──────── PROVIDED INFORMATION

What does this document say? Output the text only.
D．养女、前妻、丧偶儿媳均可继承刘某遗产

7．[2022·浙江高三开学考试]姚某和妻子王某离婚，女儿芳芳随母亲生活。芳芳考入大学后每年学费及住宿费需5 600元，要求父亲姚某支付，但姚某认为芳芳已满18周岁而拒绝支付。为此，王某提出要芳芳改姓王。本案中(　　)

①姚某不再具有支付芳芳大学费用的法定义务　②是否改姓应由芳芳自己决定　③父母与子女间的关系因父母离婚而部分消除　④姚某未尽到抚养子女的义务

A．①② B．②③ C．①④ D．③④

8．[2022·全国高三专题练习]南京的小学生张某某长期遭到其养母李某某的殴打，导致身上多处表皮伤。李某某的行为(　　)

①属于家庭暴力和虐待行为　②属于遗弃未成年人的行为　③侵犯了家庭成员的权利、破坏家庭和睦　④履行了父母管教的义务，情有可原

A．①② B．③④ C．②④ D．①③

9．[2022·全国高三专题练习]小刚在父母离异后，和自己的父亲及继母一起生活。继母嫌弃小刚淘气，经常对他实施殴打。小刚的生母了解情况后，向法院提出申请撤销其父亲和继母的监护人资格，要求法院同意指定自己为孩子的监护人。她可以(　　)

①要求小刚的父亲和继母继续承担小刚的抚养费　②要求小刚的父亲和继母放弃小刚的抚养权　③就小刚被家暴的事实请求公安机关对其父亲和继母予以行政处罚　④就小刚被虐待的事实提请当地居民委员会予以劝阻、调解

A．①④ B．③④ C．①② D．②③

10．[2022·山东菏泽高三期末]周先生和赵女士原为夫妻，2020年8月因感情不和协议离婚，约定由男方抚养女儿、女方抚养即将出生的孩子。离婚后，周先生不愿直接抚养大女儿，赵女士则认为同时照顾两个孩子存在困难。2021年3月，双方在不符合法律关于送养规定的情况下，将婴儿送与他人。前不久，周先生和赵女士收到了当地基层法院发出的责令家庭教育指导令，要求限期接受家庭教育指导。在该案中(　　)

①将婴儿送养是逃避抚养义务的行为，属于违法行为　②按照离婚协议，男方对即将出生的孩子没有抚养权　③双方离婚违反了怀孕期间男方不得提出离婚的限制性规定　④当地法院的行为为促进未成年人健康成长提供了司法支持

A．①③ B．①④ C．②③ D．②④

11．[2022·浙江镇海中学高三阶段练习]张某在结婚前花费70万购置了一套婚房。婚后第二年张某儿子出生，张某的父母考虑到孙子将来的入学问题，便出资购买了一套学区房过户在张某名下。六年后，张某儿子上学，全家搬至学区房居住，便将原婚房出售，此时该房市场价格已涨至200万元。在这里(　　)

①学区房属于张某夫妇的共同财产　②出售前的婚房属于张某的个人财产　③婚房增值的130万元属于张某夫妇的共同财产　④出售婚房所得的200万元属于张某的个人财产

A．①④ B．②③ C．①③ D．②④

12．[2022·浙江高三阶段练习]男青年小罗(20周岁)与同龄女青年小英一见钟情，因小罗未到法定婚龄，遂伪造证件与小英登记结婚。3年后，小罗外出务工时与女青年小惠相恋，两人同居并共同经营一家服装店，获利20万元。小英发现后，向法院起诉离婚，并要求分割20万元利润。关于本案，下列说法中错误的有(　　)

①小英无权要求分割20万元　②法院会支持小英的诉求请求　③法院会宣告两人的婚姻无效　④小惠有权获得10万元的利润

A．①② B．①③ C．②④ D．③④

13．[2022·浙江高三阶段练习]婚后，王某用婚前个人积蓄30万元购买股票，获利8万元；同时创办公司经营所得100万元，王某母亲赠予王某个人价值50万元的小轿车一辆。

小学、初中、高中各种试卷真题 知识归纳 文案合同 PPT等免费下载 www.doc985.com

────────────────

### PROBLEM TO WORK ON
Could you transcribe the records in full, exactly?

### EXERCISE SOLUTION
What does this document say? Output the text only.
D．养女、前妻、丧偶儿媳均可继承刘某遗产

7．[2022·浙江高三开学考试]姚某和妻子王某离婚，女儿芳芳随母亲生活。芳芳考入大学后每年学费及住宿费需5 600元，要求父亲姚某支付，但姚某认为芳芳已满18周岁而拒绝支付。为此，王某提出要芳芳改姓王。本案中(　　)

①姚某不再具有支付芳芳大学费用的法定义务　②是否改姓应由芳芳自己决定　③父母与子女间的关系因父母离婚而部分消除　④姚某未尽到抚养子女的义务

A．①② B．②③ C．①④ D．③④

8．[2022·全国高三专题练习]南京的小学生张某某长期遭到其养母李某某的殴打，导致身上多处表皮伤。李某某的行为(　　)

①属于家庭暴力和虐待行为　②属于遗弃未成年人的行为　③侵犯了家庭成员的权利、破坏家庭和睦　④履行了父母管教的义务，情有可原

A．①② B．③④ C．②④ D．①③

9．[2022·全国高三专题练习]小刚在父母离异后，和自己的父亲及继母一起生活。继母嫌弃小刚淘气，经常对他实施殴打。小刚的生母了解情况后，向法院提出申请撤销其父亲和继母的监护人资格，要求法院同意指定自己为孩子的监护人。她可以(　　)

①要求小刚的父亲和继母继续承担小刚的抚养费　②要求小刚的父亲和继母放弃小刚的抚养权　③就小刚被家暴的事实请求公安机关对其父亲和继母予以行政处罚　④就小刚被虐待的事实提请当地居民委员会予以劝阻、调解

A．①④ B．③④ C．①② D．②③

10．[2022·山东菏泽高三期末]周先生和赵女士原为夫妻，2020年8月因感情不和协议离婚，约定由男方抚养女儿、女方抚养即将出生的孩子。离婚后，周先生不愿直接抚养大女儿，赵女士则认为同时照顾两个孩子存在困难。2021年3月，双方在不符合法律关于送养规定的情况下，将婴儿送与他人。前不久，周先生和赵女士收到了当地基层法院发出的责令家庭教育指导令，要求限期接受家庭教育指导。在该案中(　　)

①将婴儿送养是逃避抚养义务的行为，属于违法行为　②按照离婚协议，男方对即将出生的孩子没有抚养权　③双方离婚违反了怀孕期间男方不得提出离婚的限制性规定　④当地法院的行为为促进未成年人健康成长提供了司法支持

A．①③ B．①④ C．②③ D．②④

11．[2022·浙江镇海中学高三阶段练习]张某在结婚前花费70万购置了一套婚房。婚后第二年张某儿子出生，张某的父母考虑到孙子将来的入学问题，便出资购买了一套学区房过户在张某名下。六年后，张某儿子上学，全家搬至学区房居住，便将原婚房出售，此时该房市场价格已涨至200万元。在这里(　　)

①学区房属于张某夫妇的共同财产　②出售前的婚房属于张某的个人财产　③婚房增值的130万元属于张某夫妇的共同财产　④出售婚房所得的200万元属于张某的个人财产

A．①④ B．②③ C．①③ D．②④

12．[2022·浙江高三阶段练习]男青年小罗(20周岁)与同龄女青年小英一见钟情，因小罗未到法定婚龄，遂伪造证件与小英登记结婚。3年后，小罗外出务工时与女青年小惠相恋，两人同居并共同经营一家服装店，获利20万元。小英发现后，向法院起诉离婚，并要求分割20万元利润。关于本案，下列说法中错误的有(　　)

①小英无权要求分割20万元　②法院会支持小英的诉求请求　③法院会宣告两人的婚姻无效　④小惠有权获得10万元的利润

A．①② B．①③ C．②④ D．③④

13．[2022·浙江高三阶段练习]婚后，王某用婚前个人积蓄30万元购买股票，获利8万元；同时创办公司经营所得100万元，王某母亲赠予王某个人价值50万元的小轿车一辆。

小学、初中、高中各种试卷真题 知识归纳 文案合同 PPT等免费下载 www.doc985.com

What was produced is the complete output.